Texto
Arrumar o conteúdo de uma única gaveta cheia de papéis é tarefa comparável aos 12 trabalhos de Hércules. "Jogar fora" equivale quase a cortar fora um pedaço da gente quando se trata de livros e papéis, porque cada um conta uma história e desencadeia memórias que tornam a tarefa se não impossível, muito demorada. É como abrir uma porta de um lugar que não se visitava há muito. Como prática reflexiva, pode ser uma coisa interessante, mas não é nada recomendável como método de organizar uma casa.

Não sou capaz de descartar uma carta escrita por minha melhor amiga, ou um bilhete escrito em um papel reciclado feito por ela mesma. Poderia digitalizá-los? Sem dúvida. Mas não vou fazê-lo, assim como não vou jogar fora todos os meus livros. Pretendo comprar um tablet, especialmente para facilitar minha vida com relação aos livros que tenho de importar, mas nada substitui o prazer de manusear um livro, passear em uma livraria, zapear os títulos, pegar os volumes, ler as capas e esquadrinhar os conteúdos. Já faz tempo que não vou a uma biblioteca, mas elas são imprescindíveis. Comparo-as a templos.

Dados exibidos

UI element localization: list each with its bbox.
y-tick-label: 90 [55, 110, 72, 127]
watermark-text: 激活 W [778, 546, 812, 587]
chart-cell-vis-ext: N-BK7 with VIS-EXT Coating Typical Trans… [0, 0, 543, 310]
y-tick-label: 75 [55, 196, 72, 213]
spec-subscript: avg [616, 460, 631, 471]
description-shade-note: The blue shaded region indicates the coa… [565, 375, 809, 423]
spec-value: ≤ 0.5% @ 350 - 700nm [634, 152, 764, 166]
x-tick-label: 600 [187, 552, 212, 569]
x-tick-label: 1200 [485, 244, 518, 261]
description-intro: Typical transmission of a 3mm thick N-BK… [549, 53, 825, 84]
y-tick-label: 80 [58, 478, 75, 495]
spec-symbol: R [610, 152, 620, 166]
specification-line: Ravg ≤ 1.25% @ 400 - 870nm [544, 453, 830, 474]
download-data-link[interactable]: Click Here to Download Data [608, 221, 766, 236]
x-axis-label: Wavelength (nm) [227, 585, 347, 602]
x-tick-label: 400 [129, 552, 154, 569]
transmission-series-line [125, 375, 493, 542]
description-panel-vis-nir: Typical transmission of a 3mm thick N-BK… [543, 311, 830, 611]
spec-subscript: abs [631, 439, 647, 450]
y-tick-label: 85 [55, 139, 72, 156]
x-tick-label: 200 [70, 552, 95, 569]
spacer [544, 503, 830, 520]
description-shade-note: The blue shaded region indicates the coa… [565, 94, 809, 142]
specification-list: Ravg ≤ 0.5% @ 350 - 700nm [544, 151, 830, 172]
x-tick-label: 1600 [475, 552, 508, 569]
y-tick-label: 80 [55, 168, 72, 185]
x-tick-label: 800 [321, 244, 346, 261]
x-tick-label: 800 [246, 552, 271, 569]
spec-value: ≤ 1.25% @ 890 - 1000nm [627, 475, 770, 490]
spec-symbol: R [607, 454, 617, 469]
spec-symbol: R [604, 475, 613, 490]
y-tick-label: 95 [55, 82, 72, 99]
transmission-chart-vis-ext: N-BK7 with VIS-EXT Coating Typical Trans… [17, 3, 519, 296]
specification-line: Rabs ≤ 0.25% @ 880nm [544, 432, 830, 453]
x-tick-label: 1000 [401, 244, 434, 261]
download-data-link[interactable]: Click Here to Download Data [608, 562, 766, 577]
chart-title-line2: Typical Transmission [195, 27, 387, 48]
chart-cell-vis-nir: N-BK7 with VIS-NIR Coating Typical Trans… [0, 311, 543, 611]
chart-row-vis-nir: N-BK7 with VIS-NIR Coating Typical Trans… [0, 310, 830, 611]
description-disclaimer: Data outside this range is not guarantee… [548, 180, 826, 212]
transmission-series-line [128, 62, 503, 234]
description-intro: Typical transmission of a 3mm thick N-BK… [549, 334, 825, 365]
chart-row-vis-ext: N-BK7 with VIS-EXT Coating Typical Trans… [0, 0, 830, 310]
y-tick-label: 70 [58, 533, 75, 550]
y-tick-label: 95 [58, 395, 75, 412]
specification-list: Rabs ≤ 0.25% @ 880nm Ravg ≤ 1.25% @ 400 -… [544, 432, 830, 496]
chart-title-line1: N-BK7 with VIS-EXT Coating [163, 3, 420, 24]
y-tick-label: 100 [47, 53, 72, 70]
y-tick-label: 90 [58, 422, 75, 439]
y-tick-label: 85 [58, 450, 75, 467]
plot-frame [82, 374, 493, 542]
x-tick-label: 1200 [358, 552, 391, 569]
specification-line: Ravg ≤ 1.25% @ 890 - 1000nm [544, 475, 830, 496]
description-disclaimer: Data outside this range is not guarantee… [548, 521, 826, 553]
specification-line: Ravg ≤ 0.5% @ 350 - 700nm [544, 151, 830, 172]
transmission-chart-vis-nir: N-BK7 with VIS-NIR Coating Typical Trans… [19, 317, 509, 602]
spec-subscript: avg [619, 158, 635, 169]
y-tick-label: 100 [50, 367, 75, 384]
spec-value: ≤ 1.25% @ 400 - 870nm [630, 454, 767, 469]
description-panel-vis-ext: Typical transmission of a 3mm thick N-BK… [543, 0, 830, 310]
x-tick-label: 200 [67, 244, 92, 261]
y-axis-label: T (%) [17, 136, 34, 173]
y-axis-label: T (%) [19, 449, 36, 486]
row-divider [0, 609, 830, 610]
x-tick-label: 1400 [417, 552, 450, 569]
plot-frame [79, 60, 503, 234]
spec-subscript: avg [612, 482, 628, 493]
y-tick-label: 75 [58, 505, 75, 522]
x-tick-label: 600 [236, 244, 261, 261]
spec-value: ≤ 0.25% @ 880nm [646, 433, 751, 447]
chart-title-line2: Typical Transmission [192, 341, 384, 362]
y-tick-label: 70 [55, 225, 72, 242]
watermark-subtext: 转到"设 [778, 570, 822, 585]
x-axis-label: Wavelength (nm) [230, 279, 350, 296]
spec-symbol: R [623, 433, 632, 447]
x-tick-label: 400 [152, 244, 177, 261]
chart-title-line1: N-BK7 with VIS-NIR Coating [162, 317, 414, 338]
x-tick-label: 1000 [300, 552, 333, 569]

Tarefa solicitada A
Responda com base no texto:
(i) A que é comparada a tarefa de arrumar uma gaveta cheia de papéis?
(ii) Para que, especialmente, se pretende comprar um tablet?
(iii) A que são comparadas as bibliotecas?
Tarefa solicitada B
Reescreva o trecho do texto que começa em "Não sou capaz" e vai até "Comparo-as a templos.", trocando "tablet" por "leitor digital".

Resposta da tarefa A
(i) Aos 12 trabalhos de Hércules.
(ii) Para facilitar a vida com relação aos livros que é preciso importar.
(iii) A templos.

Resposta da tarefa B
Não sou capaz de descartar uma carta escrita por minha melhor amiga, ou um bilhete escrito em um papel reciclado feito por ela mesma. Poderia digitalizá-los? Sem dúvida. Mas não vou fazê-lo, assim como não vou jogar fora todos os meus livros. Pretendo comprar um leitor digital, especialmente para facilitar minha vida com relação aos livros que tenho de importar, mas nada substitui o prazer de manusear um livro, passear em uma livraria, zapear os títulos, pegar os volumes, ler as capas e esquadrinhar os conteúdos. Já faz tempo que não vou a uma biblioteca, mas elas são imprescindíveis. Comparo-as a templos.